-------- Records provided --------
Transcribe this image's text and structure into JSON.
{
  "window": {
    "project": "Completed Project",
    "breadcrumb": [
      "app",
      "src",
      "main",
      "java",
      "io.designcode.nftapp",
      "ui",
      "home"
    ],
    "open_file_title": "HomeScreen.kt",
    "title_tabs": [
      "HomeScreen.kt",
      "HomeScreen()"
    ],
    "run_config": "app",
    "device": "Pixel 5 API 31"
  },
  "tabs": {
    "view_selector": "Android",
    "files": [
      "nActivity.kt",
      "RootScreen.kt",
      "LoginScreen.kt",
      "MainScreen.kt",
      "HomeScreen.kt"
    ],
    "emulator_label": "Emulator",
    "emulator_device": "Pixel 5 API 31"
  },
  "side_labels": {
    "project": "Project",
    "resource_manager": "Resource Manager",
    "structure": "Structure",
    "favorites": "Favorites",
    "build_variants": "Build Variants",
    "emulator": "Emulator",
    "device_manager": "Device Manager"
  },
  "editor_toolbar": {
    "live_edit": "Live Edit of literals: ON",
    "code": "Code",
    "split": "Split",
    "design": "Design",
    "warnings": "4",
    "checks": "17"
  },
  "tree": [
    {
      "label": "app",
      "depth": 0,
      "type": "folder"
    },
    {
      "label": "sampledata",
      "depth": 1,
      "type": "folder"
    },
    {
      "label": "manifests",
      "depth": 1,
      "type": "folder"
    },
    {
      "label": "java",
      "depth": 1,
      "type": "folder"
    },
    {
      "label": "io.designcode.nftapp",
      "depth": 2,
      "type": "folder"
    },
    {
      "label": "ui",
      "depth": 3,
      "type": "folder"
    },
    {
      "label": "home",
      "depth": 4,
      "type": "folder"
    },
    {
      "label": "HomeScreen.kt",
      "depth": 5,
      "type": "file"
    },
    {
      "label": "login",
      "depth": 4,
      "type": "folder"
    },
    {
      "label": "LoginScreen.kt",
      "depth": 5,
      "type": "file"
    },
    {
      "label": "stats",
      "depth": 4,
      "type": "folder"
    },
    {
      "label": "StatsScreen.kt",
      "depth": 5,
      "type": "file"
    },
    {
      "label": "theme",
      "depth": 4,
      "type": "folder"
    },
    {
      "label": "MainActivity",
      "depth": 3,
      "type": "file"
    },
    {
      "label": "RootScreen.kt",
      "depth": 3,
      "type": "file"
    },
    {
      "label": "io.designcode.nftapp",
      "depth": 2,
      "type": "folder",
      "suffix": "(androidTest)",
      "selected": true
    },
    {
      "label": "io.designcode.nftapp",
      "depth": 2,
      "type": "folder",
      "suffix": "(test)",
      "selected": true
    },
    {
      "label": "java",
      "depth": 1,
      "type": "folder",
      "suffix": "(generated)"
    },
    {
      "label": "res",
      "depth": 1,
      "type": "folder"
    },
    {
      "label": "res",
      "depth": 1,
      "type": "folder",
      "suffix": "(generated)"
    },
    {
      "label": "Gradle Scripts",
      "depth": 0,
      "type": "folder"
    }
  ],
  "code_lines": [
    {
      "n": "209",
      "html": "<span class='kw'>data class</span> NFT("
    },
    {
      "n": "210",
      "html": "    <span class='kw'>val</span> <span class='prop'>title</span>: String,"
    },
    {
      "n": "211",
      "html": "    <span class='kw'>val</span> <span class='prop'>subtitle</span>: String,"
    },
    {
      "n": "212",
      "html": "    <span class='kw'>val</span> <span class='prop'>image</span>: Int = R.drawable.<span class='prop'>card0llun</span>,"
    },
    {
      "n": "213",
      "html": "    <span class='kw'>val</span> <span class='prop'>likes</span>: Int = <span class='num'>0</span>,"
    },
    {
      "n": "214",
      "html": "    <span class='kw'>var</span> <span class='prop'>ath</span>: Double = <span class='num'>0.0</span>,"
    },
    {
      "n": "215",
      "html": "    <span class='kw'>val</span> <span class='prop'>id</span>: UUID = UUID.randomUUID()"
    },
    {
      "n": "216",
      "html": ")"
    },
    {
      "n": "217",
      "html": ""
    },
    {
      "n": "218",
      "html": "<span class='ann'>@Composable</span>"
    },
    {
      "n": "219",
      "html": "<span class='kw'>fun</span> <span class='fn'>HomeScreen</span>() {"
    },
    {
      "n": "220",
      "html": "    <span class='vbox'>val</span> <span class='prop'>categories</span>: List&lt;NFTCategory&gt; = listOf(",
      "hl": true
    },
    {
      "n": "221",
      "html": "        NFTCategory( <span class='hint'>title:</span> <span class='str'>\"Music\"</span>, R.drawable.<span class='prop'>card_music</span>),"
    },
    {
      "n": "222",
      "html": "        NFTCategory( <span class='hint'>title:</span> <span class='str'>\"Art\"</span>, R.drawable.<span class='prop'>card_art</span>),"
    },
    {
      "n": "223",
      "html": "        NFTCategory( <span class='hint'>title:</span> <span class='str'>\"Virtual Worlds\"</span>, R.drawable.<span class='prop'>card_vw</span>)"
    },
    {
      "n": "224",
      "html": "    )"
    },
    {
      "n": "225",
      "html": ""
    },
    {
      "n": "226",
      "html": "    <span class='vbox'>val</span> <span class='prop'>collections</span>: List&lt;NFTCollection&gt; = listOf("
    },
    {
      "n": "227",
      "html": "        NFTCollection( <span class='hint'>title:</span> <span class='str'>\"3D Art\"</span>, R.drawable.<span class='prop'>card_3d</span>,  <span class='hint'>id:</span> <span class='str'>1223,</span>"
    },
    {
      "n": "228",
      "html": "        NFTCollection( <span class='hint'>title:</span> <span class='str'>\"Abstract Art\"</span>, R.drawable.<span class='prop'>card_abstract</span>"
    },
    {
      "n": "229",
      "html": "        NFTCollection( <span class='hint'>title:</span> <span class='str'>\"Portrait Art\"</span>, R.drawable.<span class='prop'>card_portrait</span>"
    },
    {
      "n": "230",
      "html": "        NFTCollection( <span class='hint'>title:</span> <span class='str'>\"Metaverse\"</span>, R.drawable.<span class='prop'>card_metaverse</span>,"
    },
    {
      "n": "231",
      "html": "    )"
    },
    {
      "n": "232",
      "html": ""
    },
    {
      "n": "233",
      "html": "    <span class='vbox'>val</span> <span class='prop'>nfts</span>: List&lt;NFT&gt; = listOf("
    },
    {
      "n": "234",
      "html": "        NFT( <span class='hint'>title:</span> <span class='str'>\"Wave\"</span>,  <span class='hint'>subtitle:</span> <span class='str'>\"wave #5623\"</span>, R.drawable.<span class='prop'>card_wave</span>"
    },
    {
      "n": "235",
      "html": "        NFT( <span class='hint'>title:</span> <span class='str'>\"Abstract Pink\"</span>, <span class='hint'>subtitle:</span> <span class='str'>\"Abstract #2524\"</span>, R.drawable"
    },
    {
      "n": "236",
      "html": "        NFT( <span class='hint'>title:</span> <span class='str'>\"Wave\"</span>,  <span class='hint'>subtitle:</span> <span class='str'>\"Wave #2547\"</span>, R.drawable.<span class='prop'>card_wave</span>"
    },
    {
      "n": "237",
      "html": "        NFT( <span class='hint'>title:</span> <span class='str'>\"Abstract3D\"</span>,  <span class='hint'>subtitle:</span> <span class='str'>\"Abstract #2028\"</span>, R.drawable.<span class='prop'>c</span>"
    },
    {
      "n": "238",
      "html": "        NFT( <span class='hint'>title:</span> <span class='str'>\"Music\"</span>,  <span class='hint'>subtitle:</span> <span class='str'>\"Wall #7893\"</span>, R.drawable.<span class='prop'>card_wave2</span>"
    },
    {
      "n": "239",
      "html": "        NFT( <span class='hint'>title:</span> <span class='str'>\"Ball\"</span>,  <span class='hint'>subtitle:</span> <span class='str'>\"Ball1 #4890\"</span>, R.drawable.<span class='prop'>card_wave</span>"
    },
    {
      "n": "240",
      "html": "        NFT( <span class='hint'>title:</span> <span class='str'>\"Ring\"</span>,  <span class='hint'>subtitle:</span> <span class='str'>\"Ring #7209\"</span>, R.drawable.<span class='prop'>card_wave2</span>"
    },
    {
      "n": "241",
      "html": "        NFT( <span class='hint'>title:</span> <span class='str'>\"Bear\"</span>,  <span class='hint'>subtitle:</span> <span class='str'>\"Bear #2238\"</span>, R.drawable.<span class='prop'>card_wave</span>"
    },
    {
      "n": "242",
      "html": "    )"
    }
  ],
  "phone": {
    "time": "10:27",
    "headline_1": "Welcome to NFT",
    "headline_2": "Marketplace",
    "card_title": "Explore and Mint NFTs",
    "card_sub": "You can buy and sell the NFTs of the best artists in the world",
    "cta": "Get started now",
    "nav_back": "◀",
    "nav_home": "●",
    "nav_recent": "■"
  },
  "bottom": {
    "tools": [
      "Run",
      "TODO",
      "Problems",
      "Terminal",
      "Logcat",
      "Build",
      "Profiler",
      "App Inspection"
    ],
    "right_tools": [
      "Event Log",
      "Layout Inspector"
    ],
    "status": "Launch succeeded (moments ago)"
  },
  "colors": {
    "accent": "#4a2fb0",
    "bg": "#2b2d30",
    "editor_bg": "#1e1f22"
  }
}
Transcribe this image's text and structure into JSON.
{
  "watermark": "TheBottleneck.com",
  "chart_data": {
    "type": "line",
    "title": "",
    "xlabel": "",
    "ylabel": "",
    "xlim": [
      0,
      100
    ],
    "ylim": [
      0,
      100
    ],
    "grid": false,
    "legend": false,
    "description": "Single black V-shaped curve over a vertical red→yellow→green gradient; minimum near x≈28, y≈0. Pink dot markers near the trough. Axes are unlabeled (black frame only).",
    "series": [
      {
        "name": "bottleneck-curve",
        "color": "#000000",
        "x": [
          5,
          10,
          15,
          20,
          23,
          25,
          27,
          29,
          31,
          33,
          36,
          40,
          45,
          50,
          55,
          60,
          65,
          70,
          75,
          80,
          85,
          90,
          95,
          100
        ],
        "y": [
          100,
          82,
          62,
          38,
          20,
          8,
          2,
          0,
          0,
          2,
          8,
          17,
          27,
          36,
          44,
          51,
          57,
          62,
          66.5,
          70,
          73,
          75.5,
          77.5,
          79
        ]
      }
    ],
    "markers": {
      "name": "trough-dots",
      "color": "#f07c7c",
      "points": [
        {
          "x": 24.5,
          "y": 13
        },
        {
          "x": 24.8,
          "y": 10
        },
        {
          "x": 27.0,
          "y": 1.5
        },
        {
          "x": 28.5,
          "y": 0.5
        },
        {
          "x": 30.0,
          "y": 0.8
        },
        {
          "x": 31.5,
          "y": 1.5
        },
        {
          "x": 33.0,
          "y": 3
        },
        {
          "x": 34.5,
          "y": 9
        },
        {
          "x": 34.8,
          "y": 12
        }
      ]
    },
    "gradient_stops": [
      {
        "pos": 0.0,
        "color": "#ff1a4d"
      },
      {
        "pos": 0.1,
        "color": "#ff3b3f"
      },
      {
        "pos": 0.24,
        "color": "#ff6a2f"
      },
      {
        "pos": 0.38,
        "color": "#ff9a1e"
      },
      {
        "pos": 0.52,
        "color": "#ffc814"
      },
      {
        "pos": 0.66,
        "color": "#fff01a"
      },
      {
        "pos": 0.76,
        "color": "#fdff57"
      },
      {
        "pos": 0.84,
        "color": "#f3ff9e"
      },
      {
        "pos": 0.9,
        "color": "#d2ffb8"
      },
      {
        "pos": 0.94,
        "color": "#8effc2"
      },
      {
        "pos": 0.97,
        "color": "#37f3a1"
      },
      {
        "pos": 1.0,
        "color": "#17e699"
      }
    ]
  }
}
--------
### [Brief]
Across all the entries, count the lines that contain the word "Music" and give the number by itself.

### [Output]
2